Extract each line of the records below that contains the word "regarding".

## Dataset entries
** Start **
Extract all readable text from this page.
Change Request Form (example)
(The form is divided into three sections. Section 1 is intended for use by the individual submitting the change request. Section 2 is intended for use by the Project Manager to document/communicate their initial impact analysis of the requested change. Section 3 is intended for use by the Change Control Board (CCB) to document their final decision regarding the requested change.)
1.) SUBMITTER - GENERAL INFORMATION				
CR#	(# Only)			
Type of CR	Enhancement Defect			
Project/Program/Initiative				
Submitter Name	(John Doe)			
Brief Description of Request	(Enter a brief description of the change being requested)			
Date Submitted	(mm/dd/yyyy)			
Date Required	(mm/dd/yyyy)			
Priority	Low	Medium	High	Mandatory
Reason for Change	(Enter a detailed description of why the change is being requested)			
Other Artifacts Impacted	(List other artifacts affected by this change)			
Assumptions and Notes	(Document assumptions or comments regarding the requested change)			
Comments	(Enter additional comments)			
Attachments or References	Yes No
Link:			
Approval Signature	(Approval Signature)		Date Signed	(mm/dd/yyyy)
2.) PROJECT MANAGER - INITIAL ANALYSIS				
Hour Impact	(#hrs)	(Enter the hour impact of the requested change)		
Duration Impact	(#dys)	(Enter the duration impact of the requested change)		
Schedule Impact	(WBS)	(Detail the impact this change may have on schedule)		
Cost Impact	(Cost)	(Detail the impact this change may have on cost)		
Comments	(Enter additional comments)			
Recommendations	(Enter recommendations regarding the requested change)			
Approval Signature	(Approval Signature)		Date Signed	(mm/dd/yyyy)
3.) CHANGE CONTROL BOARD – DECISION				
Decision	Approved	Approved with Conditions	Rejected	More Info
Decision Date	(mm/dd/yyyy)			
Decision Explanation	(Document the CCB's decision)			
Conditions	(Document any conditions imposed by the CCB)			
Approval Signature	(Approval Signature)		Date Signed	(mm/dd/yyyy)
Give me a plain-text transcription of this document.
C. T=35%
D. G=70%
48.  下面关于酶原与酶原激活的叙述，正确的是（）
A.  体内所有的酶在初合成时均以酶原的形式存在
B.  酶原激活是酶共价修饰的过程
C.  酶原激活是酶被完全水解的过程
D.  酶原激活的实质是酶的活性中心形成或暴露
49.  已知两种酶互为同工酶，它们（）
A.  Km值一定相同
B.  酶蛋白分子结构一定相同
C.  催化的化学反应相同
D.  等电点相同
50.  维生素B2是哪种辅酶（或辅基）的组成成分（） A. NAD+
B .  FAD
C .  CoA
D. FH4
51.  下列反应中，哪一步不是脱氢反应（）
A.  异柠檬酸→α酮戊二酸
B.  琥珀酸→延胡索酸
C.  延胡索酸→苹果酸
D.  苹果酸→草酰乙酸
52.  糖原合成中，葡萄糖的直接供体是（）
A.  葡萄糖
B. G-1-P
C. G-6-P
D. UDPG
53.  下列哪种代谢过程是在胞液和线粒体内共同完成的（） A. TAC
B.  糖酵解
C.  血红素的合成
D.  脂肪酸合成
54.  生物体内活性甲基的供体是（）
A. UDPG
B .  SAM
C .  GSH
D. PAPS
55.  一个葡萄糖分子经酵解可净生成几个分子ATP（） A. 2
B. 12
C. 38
** End **
## TASK ANSWER
(The form is divided into three sections. Section 1 is intended for use by the individual submitting the change request. Section 2 is intended for use by the Project Manager to document/communicate their initial impact analysis of the requested change. Section 3 is intended for use by the Change Control Board (CCB) to document their final decision regarding the requested change.)
Assumptions and Notes	(Document assumptions or comments regarding the requested change)			
Recommendations	(Enter recommendations regarding the requested change)			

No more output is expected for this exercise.